Stated exercise:
Report only the number of lines holding "故可配方为".

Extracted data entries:

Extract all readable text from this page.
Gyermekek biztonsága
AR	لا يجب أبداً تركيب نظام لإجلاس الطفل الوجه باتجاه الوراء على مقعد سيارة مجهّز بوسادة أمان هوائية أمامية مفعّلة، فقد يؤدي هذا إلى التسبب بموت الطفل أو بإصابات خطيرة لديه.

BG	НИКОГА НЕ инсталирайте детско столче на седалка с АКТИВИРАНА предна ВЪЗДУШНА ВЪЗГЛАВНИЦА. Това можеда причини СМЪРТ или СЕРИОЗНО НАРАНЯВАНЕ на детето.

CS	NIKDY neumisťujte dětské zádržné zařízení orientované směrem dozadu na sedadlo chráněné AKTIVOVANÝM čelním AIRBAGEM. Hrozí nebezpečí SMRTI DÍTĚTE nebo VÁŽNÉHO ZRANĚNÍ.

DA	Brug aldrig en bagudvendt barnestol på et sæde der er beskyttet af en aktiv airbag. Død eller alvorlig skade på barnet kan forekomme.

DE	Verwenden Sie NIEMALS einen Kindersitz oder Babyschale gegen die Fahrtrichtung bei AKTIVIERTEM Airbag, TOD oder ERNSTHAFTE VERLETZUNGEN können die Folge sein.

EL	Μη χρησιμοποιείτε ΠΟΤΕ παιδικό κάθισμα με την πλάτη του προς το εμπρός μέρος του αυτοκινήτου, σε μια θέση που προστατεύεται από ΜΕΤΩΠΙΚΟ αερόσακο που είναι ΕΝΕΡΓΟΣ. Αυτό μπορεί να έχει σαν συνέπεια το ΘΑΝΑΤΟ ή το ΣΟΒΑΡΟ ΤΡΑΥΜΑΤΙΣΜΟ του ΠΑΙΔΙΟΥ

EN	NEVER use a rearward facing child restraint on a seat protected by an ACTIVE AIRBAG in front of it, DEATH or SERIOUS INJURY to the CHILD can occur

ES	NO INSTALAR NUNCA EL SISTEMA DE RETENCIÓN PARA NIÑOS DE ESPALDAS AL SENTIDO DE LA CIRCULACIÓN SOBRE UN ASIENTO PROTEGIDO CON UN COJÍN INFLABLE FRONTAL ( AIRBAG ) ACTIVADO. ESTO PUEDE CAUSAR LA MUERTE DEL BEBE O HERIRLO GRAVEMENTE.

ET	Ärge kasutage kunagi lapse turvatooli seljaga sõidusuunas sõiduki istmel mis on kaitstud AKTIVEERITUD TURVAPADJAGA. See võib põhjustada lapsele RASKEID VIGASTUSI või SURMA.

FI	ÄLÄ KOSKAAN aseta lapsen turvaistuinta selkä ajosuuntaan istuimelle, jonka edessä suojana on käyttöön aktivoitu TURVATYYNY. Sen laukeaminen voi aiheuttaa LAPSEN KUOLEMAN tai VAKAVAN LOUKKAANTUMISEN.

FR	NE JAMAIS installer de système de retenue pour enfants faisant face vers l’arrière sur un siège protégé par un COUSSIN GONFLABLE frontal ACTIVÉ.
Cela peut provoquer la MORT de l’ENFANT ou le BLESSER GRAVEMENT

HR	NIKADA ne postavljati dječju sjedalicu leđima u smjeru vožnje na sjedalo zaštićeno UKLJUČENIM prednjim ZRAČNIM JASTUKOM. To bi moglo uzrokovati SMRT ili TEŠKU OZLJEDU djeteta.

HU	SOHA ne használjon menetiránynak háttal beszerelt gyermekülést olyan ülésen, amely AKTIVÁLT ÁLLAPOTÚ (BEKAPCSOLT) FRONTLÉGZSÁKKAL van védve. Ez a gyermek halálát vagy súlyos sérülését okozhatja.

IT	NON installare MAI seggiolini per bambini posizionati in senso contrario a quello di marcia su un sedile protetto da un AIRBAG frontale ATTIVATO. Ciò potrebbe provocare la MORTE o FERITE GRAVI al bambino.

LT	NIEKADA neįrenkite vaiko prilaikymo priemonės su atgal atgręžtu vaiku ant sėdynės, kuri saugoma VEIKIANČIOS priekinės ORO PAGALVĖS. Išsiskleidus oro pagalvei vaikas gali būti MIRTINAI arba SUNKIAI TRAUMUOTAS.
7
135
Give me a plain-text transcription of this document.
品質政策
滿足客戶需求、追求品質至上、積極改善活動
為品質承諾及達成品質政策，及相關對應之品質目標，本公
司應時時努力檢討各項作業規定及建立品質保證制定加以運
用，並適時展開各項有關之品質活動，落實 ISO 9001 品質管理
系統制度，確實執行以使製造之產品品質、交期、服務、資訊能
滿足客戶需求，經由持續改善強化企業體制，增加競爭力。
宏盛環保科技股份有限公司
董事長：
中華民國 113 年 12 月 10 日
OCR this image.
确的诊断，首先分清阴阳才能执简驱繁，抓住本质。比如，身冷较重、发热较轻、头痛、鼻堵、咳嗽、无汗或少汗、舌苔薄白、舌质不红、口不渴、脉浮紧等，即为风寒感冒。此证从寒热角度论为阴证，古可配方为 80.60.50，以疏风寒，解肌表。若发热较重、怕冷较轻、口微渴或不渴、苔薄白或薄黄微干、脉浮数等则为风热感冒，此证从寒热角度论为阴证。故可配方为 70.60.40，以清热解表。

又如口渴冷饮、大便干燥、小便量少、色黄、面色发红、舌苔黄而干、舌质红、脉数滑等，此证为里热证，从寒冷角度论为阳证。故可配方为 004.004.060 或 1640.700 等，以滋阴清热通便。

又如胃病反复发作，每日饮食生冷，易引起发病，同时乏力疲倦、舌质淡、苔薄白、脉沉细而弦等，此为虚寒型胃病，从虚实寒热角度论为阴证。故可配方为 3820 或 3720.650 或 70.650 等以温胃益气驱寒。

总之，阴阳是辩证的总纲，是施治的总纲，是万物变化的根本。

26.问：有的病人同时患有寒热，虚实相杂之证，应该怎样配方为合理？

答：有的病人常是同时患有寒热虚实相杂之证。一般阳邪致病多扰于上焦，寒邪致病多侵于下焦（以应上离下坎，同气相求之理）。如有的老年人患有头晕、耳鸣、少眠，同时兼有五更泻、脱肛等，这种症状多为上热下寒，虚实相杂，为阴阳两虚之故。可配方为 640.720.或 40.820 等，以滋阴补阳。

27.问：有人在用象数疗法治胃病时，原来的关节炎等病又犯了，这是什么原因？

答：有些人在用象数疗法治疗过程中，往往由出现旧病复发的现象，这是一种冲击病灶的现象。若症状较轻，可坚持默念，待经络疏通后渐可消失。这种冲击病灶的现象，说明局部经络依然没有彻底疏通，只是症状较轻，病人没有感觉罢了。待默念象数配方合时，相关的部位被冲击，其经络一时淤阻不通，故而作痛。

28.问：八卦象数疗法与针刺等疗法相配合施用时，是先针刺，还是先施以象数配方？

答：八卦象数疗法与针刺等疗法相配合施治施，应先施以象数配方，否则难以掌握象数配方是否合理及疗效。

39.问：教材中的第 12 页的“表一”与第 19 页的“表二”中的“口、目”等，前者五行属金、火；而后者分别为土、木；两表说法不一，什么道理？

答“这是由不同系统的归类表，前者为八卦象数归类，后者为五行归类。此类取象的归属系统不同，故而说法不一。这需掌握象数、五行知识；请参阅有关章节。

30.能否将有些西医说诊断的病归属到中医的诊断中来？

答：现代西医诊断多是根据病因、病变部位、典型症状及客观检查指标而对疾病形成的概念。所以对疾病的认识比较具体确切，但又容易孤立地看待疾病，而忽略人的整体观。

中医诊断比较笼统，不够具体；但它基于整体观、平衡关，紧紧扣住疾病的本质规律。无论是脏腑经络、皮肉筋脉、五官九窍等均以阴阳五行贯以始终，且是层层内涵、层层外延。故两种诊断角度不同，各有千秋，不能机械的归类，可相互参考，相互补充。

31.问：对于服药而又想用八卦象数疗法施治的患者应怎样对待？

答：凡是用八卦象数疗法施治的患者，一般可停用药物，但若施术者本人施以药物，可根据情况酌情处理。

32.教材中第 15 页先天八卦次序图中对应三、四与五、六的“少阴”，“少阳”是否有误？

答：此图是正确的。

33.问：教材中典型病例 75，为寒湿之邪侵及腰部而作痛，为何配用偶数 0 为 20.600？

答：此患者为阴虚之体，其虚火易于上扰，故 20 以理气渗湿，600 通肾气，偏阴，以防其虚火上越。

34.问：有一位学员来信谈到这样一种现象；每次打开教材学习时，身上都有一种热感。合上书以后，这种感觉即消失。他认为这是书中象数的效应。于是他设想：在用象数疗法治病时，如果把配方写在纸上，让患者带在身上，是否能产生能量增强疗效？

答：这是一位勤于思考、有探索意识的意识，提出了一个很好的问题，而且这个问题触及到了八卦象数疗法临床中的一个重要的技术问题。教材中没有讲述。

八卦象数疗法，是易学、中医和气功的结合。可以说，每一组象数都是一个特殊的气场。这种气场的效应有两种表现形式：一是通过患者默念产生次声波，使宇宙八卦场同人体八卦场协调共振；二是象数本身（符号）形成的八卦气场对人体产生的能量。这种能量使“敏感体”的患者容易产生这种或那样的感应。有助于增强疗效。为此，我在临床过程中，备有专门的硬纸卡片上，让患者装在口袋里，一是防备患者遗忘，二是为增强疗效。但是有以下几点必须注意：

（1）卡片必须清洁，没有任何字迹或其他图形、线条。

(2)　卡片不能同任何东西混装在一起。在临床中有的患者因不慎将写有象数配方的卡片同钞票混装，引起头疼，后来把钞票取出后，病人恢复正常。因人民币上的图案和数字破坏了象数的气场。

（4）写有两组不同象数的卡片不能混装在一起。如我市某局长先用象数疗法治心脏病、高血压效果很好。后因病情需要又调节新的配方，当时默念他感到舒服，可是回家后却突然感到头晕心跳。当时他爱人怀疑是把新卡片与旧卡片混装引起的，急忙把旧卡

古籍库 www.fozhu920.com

Expected output:
3